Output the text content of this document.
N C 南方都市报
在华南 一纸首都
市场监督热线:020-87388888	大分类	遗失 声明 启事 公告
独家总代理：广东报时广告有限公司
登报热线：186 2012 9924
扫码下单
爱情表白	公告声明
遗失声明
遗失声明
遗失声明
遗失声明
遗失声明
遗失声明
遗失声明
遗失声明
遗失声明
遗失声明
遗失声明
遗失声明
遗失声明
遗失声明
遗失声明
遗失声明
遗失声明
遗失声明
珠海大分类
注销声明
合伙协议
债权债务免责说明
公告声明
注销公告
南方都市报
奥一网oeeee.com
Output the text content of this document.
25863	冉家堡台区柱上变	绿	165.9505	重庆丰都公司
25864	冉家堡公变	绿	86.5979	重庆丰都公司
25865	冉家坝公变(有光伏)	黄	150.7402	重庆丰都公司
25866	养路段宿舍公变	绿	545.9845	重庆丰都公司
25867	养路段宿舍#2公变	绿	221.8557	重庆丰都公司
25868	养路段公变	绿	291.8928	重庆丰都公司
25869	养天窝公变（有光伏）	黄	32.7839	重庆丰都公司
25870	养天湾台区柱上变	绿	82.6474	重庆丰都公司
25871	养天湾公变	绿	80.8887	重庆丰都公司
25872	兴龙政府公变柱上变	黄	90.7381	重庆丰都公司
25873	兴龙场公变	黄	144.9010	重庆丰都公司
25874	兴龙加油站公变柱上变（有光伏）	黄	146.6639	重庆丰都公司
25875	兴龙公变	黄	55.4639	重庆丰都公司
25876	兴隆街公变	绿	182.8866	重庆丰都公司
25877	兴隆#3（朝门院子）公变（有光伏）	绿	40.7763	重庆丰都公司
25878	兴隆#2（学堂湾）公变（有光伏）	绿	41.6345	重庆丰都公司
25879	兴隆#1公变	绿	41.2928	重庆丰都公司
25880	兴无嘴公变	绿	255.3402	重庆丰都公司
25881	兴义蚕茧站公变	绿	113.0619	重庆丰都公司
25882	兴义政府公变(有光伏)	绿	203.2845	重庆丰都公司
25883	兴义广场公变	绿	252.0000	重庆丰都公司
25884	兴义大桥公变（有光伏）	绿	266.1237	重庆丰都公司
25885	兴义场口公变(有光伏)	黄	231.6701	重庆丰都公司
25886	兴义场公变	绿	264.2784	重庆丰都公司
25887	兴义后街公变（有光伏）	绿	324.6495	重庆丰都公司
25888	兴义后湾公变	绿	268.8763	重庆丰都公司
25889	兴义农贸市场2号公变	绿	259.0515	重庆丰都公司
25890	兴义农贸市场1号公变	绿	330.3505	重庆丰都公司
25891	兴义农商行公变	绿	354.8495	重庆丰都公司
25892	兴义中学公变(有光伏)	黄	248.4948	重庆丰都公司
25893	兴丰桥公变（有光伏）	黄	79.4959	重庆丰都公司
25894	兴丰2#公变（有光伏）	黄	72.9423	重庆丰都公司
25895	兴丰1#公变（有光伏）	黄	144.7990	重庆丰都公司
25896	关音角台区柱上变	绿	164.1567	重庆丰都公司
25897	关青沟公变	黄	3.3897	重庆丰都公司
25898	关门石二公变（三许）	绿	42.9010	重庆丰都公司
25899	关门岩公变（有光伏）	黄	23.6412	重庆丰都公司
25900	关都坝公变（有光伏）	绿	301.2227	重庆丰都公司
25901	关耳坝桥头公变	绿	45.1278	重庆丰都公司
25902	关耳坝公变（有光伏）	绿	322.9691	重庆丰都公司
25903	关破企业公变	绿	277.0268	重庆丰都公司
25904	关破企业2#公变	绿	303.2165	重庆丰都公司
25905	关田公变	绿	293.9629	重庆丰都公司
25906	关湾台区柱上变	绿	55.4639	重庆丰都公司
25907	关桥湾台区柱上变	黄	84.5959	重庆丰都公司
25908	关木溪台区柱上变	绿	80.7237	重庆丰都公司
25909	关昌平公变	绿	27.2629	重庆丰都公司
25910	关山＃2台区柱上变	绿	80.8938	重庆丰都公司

Exercise instructions:
Extract each entry in full and write it down exactly.

Exercise answer:
Output the text content of this document.
N C 南方都市报
在华南 一纸首都
市场监督热线:020-87388888	大分类	遗失 声明 启事 公告
独家总代理：广东报时广告有限公司
登报热线：186 2012 9924
扫码下单
爱情表白	公告声明
遗失声明
遗失声明
遗失声明
遗失声明
遗失声明
遗失声明
遗失声明
遗失声明
遗失声明
遗失声明
遗失声明
遗失声明
遗失声明
遗失声明
遗失声明
遗失声明
遗失声明
遗失声明
珠海大分类
注销声明
合伙协议
债权债务免责说明
公告声明
注销公告
南方都市报
奥一网oeeee.com
Output the text content of this document.
25863	冉家堡台区柱上变	绿	165.9505	重庆丰都公司
25864	冉家堡公变	绿	86.5979	重庆丰都公司
25865	冉家坝公变(有光伏)	黄	150.7402	重庆丰都公司
25866	养路段宿舍公变	绿	545.9845	重庆丰都公司
25867	养路段宿舍#2公变	绿	221.8557	重庆丰都公司
25868	养路段公变	绿	291.8928	重庆丰都公司
25869	养天窝公变（有光伏）	黄	32.7839	重庆丰都公司
25870	养天湾台区柱上变	绿	82.6474	重庆丰都公司
25871	养天湾公变	绿	80.8887	重庆丰都公司
25872	兴龙政府公变柱上变	黄	90.7381	重庆丰都公司
25873	兴龙场公变	黄	144.9010	重庆丰都公司
25874	兴龙加油站公变柱上变（有光伏）	黄	146.6639	重庆丰都公司
25875	兴龙公变	黄	55.4639	重庆丰都公司
25876	兴隆街公变	绿	182.8866	重庆丰都公司
25877	兴隆#3（朝门院子）公变（有光伏）	绿	40.7763	重庆丰都公司
25878	兴隆#2（学堂湾）公变（有光伏）	绿	41.6345	重庆丰都公司
25879	兴隆#1公变	绿	41.2928	重庆丰都公司
25880	兴无嘴公变	绿	255.3402	重庆丰都公司
25881	兴义蚕茧站公变	绿	113.0619	重庆丰都公司
25882	兴义政府公变(有光伏)	绿	203.2845	重庆丰都公司
25883	兴义广场公变	绿	252.0000	重庆丰都公司
25884	兴义大桥公变（有光伏）	绿	266.1237	重庆丰都公司
25885	兴义场口公变(有光伏)	黄	231.6701	重庆丰都公司
25886	兴义场公变	绿	264.2784	重庆丰都公司
25887	兴义后街公变（有光伏）	绿	324.6495	重庆丰都公司
25888	兴义后湾公变	绿	268.8763	重庆丰都公司
25889	兴义农贸市场2号公变	绿	259.0515	重庆丰都公司
25890	兴义农贸市场1号公变	绿	330.3505	重庆丰都公司
25891	兴义农商行公变	绿	354.8495	重庆丰都公司
25892	兴义中学公变(有光伏)	黄	248.4948	重庆丰都公司
25893	兴丰桥公变（有光伏）	黄	79.4959	重庆丰都公司
25894	兴丰2#公变（有光伏）	黄	72.9423	重庆丰都公司
25895	兴丰1#公变（有光伏）	黄	144.7990	重庆丰都公司
25896	关音角台区柱上变	绿	164.1567	重庆丰都公司
25897	关青沟公变	黄	3.3897	重庆丰都公司
25898	关门石二公变（三许）	绿	42.9010	重庆丰都公司
25899	关门岩公变（有光伏）	黄	23.6412	重庆丰都公司
25900	关都坝公变（有光伏）	绿	301.2227	重庆丰都公司
25901	关耳坝桥头公变	绿	45.1278	重庆丰都公司
25902	关耳坝公变（有光伏）	绿	322.9691	重庆丰都公司
25903	关破企业公变	绿	277.0268	重庆丰都公司
25904	关破企业2#公变	绿	303.2165	重庆丰都公司
25905	关田公变	绿	293.9629	重庆丰都公司
25906	关湾台区柱上变	绿	55.4639	重庆丰都公司
25907	关桥湾台区柱上变	黄	84.5959	重庆丰都公司
25908	关木溪台区柱上变	绿	80.7237	重庆丰都公司
25909	关昌平公变	绿	27.2629	重庆丰都公司
25910	关山＃2台区柱上变	绿	80.8938	重庆丰都公司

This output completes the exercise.